* Records for this exercise
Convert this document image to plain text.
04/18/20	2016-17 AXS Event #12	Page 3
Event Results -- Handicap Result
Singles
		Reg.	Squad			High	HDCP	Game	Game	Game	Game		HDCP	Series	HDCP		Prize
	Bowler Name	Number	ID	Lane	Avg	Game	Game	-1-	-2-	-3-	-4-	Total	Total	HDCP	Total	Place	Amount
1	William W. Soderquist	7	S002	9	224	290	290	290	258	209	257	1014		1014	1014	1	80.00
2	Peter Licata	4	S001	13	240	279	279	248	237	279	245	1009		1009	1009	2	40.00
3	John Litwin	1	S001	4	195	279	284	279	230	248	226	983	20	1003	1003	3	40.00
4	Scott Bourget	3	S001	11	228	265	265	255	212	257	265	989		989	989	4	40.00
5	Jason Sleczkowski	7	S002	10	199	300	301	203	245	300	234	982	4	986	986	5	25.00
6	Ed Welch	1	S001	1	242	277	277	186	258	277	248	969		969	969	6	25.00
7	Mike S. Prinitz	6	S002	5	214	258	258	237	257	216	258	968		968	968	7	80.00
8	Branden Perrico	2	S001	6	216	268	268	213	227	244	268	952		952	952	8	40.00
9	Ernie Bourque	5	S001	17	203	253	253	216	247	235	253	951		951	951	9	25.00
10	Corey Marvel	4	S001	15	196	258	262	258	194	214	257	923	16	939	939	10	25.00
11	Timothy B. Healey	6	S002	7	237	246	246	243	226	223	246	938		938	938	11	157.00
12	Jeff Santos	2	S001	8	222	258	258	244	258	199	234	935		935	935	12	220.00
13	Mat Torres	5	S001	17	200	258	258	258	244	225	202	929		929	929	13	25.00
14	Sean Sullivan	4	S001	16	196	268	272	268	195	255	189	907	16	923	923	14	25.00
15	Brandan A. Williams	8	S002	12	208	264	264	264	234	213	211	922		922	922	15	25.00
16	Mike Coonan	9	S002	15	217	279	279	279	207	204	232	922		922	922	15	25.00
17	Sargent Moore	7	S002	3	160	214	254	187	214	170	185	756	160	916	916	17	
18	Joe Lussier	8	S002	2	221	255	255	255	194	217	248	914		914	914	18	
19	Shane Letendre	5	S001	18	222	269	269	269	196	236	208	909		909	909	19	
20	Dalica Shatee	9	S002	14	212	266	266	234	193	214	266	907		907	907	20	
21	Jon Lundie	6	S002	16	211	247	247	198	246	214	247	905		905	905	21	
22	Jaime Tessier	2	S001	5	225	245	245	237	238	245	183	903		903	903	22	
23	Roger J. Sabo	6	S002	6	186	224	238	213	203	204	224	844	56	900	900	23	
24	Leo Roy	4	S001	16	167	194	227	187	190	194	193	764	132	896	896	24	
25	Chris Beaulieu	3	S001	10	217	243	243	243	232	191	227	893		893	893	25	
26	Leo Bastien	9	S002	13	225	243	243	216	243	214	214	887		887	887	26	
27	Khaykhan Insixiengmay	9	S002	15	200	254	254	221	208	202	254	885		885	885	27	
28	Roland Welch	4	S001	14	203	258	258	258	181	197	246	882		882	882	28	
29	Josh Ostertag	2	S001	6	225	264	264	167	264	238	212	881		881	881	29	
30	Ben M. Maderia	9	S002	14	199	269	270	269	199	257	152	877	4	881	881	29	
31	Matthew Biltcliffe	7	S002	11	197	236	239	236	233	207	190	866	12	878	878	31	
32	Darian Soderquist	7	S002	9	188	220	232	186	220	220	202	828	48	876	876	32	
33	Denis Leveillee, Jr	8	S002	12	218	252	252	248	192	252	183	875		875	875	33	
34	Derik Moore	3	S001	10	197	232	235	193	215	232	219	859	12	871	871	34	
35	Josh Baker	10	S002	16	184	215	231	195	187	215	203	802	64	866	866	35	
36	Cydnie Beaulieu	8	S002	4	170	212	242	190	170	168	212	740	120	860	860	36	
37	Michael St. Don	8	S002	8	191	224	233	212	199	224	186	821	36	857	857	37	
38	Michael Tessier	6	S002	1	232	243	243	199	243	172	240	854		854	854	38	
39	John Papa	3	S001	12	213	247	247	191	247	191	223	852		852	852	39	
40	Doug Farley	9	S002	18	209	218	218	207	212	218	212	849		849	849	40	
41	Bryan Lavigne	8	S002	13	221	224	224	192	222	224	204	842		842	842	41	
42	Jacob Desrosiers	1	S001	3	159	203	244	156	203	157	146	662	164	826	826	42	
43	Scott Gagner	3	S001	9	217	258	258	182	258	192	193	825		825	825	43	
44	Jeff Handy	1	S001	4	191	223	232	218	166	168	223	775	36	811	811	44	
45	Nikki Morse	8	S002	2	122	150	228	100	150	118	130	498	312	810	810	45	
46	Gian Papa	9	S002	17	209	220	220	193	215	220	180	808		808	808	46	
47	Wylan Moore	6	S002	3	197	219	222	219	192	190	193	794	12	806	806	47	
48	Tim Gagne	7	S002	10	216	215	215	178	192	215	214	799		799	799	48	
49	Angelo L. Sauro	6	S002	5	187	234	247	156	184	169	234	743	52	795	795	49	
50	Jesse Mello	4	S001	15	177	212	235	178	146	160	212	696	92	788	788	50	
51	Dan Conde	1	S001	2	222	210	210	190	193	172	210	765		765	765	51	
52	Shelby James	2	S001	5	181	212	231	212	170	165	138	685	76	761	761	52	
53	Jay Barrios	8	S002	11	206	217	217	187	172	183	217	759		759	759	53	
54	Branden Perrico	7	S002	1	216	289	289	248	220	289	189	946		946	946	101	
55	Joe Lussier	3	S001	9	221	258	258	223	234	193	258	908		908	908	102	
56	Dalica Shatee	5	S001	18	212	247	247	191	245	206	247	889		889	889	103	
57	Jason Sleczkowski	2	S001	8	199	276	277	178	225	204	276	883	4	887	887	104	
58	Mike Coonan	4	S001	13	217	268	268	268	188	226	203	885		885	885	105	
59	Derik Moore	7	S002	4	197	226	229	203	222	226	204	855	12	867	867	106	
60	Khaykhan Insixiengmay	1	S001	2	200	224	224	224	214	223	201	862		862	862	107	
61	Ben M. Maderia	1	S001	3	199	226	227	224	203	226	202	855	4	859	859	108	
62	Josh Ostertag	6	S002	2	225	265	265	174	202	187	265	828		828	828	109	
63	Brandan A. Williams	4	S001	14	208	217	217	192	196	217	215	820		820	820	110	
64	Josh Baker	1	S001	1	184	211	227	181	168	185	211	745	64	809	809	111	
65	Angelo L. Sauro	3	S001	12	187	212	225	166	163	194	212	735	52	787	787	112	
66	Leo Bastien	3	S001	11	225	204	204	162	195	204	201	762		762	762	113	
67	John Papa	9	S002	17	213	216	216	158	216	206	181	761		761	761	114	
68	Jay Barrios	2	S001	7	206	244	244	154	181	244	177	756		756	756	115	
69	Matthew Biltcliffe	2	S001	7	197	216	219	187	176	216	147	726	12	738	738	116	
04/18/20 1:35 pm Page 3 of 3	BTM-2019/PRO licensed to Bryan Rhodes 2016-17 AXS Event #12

* Set exercise
All of the material above needs to be copied exactly.

* Output below
Convert this document image to plain text.
04/18/20	2016-17 AXS Event #12	Page 3
Event Results -- Handicap Result
Singles
		Reg.	Squad			High	HDCP	Game	Game	Game	Game		HDCP	Series	HDCP		Prize
	Bowler Name	Number	ID	Lane	Avg	Game	Game	-1-	-2-	-3-	-4-	Total	Total	HDCP	Total	Place	Amount
1	William W. Soderquist	7	S002	9	224	290	290	290	258	209	257	1014		1014	1014	1	80.00
2	Peter Licata	4	S001	13	240	279	279	248	237	279	245	1009		1009	1009	2	40.00
3	John Litwin	1	S001	4	195	279	284	279	230	248	226	983	20	1003	1003	3	40.00
4	Scott Bourget	3	S001	11	228	265	265	255	212	257	265	989		989	989	4	40.00
5	Jason Sleczkowski	7	S002	10	199	300	301	203	245	300	234	982	4	986	986	5	25.00
6	Ed Welch	1	S001	1	242	277	277	186	258	277	248	969		969	969	6	25.00
7	Mike S. Prinitz	6	S002	5	214	258	258	237	257	216	258	968		968	968	7	80.00
8	Branden Perrico	2	S001	6	216	268	268	213	227	244	268	952		952	952	8	40.00
9	Ernie Bourque	5	S001	17	203	253	253	216	247	235	253	951		951	951	9	25.00
10	Corey Marvel	4	S001	15	196	258	262	258	194	214	257	923	16	939	939	10	25.00
11	Timothy B. Healey	6	S002	7	237	246	246	243	226	223	246	938		938	938	11	157.00
12	Jeff Santos	2	S001	8	222	258	258	244	258	199	234	935		935	935	12	220.00
13	Mat Torres	5	S001	17	200	258	258	258	244	225	202	929		929	929	13	25.00
14	Sean Sullivan	4	S001	16	196	268	272	268	195	255	189	907	16	923	923	14	25.00
15	Brandan A. Williams	8	S002	12	208	264	264	264	234	213	211	922		922	922	15	25.00
16	Mike Coonan	9	S002	15	217	279	279	279	207	204	232	922		922	922	15	25.00
17	Sargent Moore	7	S002	3	160	214	254	187	214	170	185	756	160	916	916	17	
18	Joe Lussier	8	S002	2	221	255	255	255	194	217	248	914		914	914	18	
19	Shane Letendre	5	S001	18	222	269	269	269	196	236	208	909		909	909	19	
20	Dalica Shatee	9	S002	14	212	266	266	234	193	214	266	907		907	907	20	
21	Jon Lundie	6	S002	16	211	247	247	198	246	214	247	905		905	905	21	
22	Jaime Tessier	2	S001	5	225	245	245	237	238	245	183	903		903	903	22	
23	Roger J. Sabo	6	S002	6	186	224	238	213	203	204	224	844	56	900	900	23	
24	Leo Roy	4	S001	16	167	194	227	187	190	194	193	764	132	896	896	24	
25	Chris Beaulieu	3	S001	10	217	243	243	243	232	191	227	893		893	893	25	
26	Leo Bastien	9	S002	13	225	243	243	216	243	214	214	887		887	887	26	
27	Khaykhan Insixiengmay	9	S002	15	200	254	254	221	208	202	254	885		885	885	27	
28	Roland Welch	4	S001	14	203	258	258	258	181	197	246	882		882	882	28	
29	Josh Ostertag	2	S001	6	225	264	264	167	264	238	212	881		881	881	29	
30	Ben M. Maderia	9	S002	14	199	269	270	269	199	257	152	877	4	881	881	29	
31	Matthew Biltcliffe	7	S002	11	197	236	239	236	233	207	190	866	12	878	878	31	
32	Darian Soderquist	7	S002	9	188	220	232	186	220	220	202	828	48	876	876	32	
33	Denis Leveillee, Jr	8	S002	12	218	252	252	248	192	252	183	875		875	875	33	
34	Derik Moore	3	S001	10	197	232	235	193	215	232	219	859	12	871	871	34	
35	Josh Baker	10	S002	16	184	215	231	195	187	215	203	802	64	866	866	35	
36	Cydnie Beaulieu	8	S002	4	170	212	242	190	170	168	212	740	120	860	860	36	
37	Michael St. Don	8	S002	8	191	224	233	212	199	224	186	821	36	857	857	37	
38	Michael Tessier	6	S002	1	232	243	243	199	243	172	240	854		854	854	38	
39	John Papa	3	S001	12	213	247	247	191	247	191	223	852		852	852	39	
40	Doug Farley	9	S002	18	209	218	218	207	212	218	212	849		849	849	40	
41	Bryan Lavigne	8	S002	13	221	224	224	192	222	224	204	842		842	842	41	
42	Jacob Desrosiers	1	S001	3	159	203	244	156	203	157	146	662	164	826	826	42	
43	Scott Gagner	3	S001	9	217	258	258	182	258	192	193	825		825	825	43	
44	Jeff Handy	1	S001	4	191	223	232	218	166	168	223	775	36	811	811	44	
45	Nikki Morse	8	S002	2	122	150	228	100	150	118	130	498	312	810	810	45	
46	Gian Papa	9	S002	17	209	220	220	193	215	220	180	808		808	808	46	
47	Wylan Moore	6	S002	3	197	219	222	219	192	190	193	794	12	806	806	47	
48	Tim Gagne	7	S002	10	216	215	215	178	192	215	214	799		799	799	48	
49	Angelo L. Sauro	6	S002	5	187	234	247	156	184	169	234	743	52	795	795	49	
50	Jesse Mello	4	S001	15	177	212	235	178	146	160	212	696	92	788	788	50	
51	Dan Conde	1	S001	2	222	210	210	190	193	172	210	765		765	765	51	
52	Shelby James	2	S001	5	181	212	231	212	170	165	138	685	76	761	761	52	
53	Jay Barrios	8	S002	11	206	217	217	187	172	183	217	759		759	759	53	
54	Branden Perrico	7	S002	1	216	289	289	248	220	289	189	946		946	946	101	
55	Joe Lussier	3	S001	9	221	258	258	223	234	193	258	908		908	908	102	
56	Dalica Shatee	5	S001	18	212	247	247	191	245	206	247	889		889	889	103	
57	Jason Sleczkowski	2	S001	8	199	276	277	178	225	204	276	883	4	887	887	104	
58	Mike Coonan	4	S001	13	217	268	268	268	188	226	203	885		885	885	105	
59	Derik Moore	7	S002	4	197	226	229	203	222	226	204	855	12	867	867	106	
60	Khaykhan Insixiengmay	1	S001	2	200	224	224	224	214	223	201	862		862	862	107	
61	Ben M. Maderia	1	S001	3	199	226	227	224	203	226	202	855	4	859	859	108	
62	Josh Ostertag	6	S002	2	225	265	265	174	202	187	265	828		828	828	109	
63	Brandan A. Williams	4	S001	14	208	217	217	192	196	217	215	820		820	820	110	
64	Josh Baker	1	S001	1	184	211	227	181	168	185	211	745	64	809	809	111	
65	Angelo L. Sauro	3	S001	12	187	212	225	166	163	194	212	735	52	787	787	112	
66	Leo Bastien	3	S001	11	225	204	204	162	195	204	201	762		762	762	113	
67	John Papa	9	S002	17	213	216	216	158	216	206	181	761		761	761	114	
68	Jay Barrios	2	S001	7	206	244	244	154	181	244	177	756		756	756	115	
69	Matthew Biltcliffe	2	S001	7	197	216	219	187	176	216	147	726	12	738	738	116	
04/18/20 1:35 pm Page 3 of 3	BTM-2019/PRO licensed to Bryan Rhodes 2016-17 AXS Event #12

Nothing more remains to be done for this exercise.